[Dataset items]
---*---

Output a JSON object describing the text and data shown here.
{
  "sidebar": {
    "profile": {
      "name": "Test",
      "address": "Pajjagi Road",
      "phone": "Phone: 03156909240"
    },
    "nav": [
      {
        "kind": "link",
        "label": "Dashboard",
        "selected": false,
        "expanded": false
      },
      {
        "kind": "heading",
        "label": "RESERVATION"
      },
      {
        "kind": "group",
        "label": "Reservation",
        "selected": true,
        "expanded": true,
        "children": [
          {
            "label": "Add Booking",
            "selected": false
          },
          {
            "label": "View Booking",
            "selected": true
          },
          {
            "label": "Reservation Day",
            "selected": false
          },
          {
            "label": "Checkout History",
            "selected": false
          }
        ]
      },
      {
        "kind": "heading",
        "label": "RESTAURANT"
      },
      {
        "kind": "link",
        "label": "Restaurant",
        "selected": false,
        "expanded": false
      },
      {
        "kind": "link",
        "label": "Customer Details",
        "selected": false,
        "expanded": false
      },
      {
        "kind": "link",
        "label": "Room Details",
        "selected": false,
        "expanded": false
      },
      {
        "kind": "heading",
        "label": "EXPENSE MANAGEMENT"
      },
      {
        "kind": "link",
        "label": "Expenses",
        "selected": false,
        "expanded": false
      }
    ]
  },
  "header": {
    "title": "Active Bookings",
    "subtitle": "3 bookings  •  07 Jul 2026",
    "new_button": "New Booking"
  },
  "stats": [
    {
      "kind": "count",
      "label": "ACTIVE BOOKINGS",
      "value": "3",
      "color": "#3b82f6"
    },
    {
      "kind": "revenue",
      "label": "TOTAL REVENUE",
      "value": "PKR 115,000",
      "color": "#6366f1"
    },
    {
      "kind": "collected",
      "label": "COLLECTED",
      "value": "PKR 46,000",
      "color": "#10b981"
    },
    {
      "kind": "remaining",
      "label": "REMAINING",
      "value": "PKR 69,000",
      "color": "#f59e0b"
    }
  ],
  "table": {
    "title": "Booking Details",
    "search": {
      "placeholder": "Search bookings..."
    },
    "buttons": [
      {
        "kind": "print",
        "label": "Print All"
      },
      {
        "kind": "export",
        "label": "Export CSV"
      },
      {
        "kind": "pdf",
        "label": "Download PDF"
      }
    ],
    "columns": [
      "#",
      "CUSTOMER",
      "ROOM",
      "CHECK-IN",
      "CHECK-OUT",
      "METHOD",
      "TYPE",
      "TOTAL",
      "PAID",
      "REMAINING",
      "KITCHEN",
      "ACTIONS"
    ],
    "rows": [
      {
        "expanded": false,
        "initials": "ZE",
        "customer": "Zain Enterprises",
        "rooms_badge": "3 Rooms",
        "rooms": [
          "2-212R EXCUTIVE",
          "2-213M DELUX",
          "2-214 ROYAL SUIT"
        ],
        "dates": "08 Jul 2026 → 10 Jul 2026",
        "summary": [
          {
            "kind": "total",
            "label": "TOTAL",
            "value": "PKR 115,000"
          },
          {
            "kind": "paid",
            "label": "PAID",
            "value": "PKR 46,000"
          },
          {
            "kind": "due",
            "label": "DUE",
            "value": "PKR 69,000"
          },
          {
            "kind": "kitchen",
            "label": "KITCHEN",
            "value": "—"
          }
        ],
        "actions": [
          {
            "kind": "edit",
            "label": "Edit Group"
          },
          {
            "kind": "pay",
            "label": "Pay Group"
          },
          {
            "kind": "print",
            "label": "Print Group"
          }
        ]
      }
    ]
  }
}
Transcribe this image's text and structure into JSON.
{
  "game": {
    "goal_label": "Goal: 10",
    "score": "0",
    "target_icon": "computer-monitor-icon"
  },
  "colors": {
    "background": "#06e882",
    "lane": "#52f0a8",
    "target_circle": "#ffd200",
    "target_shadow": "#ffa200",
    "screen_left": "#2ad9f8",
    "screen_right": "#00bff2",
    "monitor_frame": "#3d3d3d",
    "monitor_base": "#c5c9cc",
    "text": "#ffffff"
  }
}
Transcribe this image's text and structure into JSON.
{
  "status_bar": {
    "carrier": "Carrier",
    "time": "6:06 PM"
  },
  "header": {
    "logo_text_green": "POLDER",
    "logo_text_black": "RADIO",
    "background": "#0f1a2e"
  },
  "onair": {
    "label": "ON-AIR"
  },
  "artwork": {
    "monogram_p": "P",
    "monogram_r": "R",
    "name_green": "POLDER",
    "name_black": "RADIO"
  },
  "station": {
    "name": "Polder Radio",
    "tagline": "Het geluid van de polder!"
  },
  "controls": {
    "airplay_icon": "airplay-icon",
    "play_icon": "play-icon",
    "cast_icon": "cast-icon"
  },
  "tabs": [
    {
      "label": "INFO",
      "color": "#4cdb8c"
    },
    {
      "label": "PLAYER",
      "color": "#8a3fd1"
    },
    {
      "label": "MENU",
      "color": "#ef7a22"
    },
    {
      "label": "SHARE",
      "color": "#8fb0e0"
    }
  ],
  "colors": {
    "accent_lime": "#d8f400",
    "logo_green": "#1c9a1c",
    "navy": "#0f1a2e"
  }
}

---*---

Reproduce all the data word for word.

Output a JSON object describing the text and data shown here.
{
  "sidebar": {
    "profile": {
      "name": "Test",
      "address": "Pajjagi Road",
      "phone": "Phone: 03156909240"
    },
    "nav": [
      {
        "kind": "link",
        "label": "Dashboard",
        "selected": false,
        "expanded": false
      },
      {
        "kind": "heading",
        "label": "RESERVATION"
      },
      {
        "kind": "group",
        "label": "Reservation",
        "selected": true,
        "expanded": true,
        "children": [
          {
            "label": "Add Booking",
            "selected": false
          },
          {
            "label": "View Booking",
            "selected": true
          },
          {
            "label": "Reservation Day",
            "selected": false
          },
          {
            "label": "Checkout History",
            "selected": false
          }
        ]
      },
      {
        "kind": "heading",
        "label": "RESTAURANT"
      },
      {
        "kind": "link",
        "label": "Restaurant",
        "selected": false,
        "expanded": false
      },
      {
        "kind": "link",
        "label": "Customer Details",
        "selected": false,
        "expanded": false
      },
      {
        "kind": "link",
        "label": "Room Details",
        "selected": false,
        "expanded": false
      },
      {
        "kind": "heading",
        "label": "EXPENSE MANAGEMENT"
      },
      {
        "kind": "link",
        "label": "Expenses",
        "selected": false,
        "expanded": false
      }
    ]
  },
  "header": {
    "title": "Active Bookings",
    "subtitle": "3 bookings  •  07 Jul 2026",
    "new_button": "New Booking"
  },
  "stats": [
    {
      "kind": "count",
      "label": "ACTIVE BOOKINGS",
      "value": "3",
      "color": "#3b82f6"
    },
    {
      "kind": "revenue",
      "label": "TOTAL REVENUE",
      "value": "PKR 115,000",
      "color": "#6366f1"
    },
    {
      "kind": "collected",
      "label": "COLLECTED",
      "value": "PKR 46,000",
      "color": "#10b981"
    },
    {
      "kind": "remaining",
      "label": "REMAINING",
      "value": "PKR 69,000",
      "color": "#f59e0b"
    }
  ],
  "table": {
    "title": "Booking Details",
    "search": {
      "placeholder": "Search bookings..."
    },
    "buttons": [
      {
        "kind": "print",
        "label": "Print All"
      },
      {
        "kind": "export",
        "label": "Export CSV"
      },
      {
        "kind": "pdf",
        "label": "Download PDF"
      }
    ],
    "columns": [
      "#",
      "CUSTOMER",
      "ROOM",
      "CHECK-IN",
      "CHECK-OUT",
      "METHOD",
      "TYPE",
      "TOTAL",
      "PAID",
      "REMAINING",
      "KITCHEN",
      "ACTIONS"
    ],
    "rows": [
      {
        "expanded": false,
        "initials": "ZE",
        "customer": "Zain Enterprises",
        "rooms_badge": "3 Rooms",
        "rooms": [
          "2-212R EXCUTIVE",
          "2-213M DELUX",
          "2-214 ROYAL SUIT"
        ],
        "dates": "08 Jul 2026 → 10 Jul 2026",
        "summary": [
          {
            "kind": "total",
            "label": "TOTAL",
            "value": "PKR 115,000"
          },
          {
            "kind": "paid",
            "label": "PAID",
            "value": "PKR 46,000"
          },
          {
            "kind": "due",
            "label": "DUE",
            "value": "PKR 69,000"
          },
          {
            "kind": "kitchen",
            "label": "KITCHEN",
            "value": "—"
          }
        ],
        "actions": [
          {
            "kind": "edit",
            "label": "Edit Group"
          },
          {
            "kind": "pay",
            "label": "Pay Group"
          },
          {
            "kind": "print",
            "label": "Print Group"
          }
        ]
      }
    ]
  }
}
Transcribe this image's text and structure into JSON.
{
  "game": {
    "goal_label": "Goal: 10",
    "score": "0",
    "target_icon": "computer-monitor-icon"
  },
  "colors": {
    "background": "#06e882",
    "lane": "#52f0a8",
    "target_circle": "#ffd200",
    "target_shadow": "#ffa200",
    "screen_left": "#2ad9f8",
    "screen_right": "#00bff2",
    "monitor_frame": "#3d3d3d",
    "monitor_base": "#c5c9cc",
    "text": "#ffffff"
  }
}
Transcribe this image's text and structure into JSON.
{
  "status_bar": {
    "carrier": "Carrier",
    "time": "6:06 PM"
  },
  "header": {
    "logo_text_green": "POLDER",
    "logo_text_black": "RADIO",
    "background": "#0f1a2e"
  },
  "onair": {
    "label": "ON-AIR"
  },
  "artwork": {
    "monogram_p": "P",
    "monogram_r": "R",
    "name_green": "POLDER",
    "name_black": "RADIO"
  },
  "station": {
    "name": "Polder Radio",
    "tagline": "Het geluid van de polder!"
  },
  "controls": {
    "airplay_icon": "airplay-icon",
    "play_icon": "play-icon",
    "cast_icon": "cast-icon"
  },
  "tabs": [
    {
      "label": "INFO",
      "color": "#4cdb8c"
    },
    {
      "label": "PLAYER",
      "color": "#8a3fd1"
    },
    {
      "label": "MENU",
      "color": "#ef7a22"
    },
    {
      "label": "SHARE",
      "color": "#8fb0e0"
    }
  ],
  "colors": {
    "accent_lime": "#d8f400",
    "logo_green": "#1c9a1c",
    "navy": "#0f1a2e"
  }
}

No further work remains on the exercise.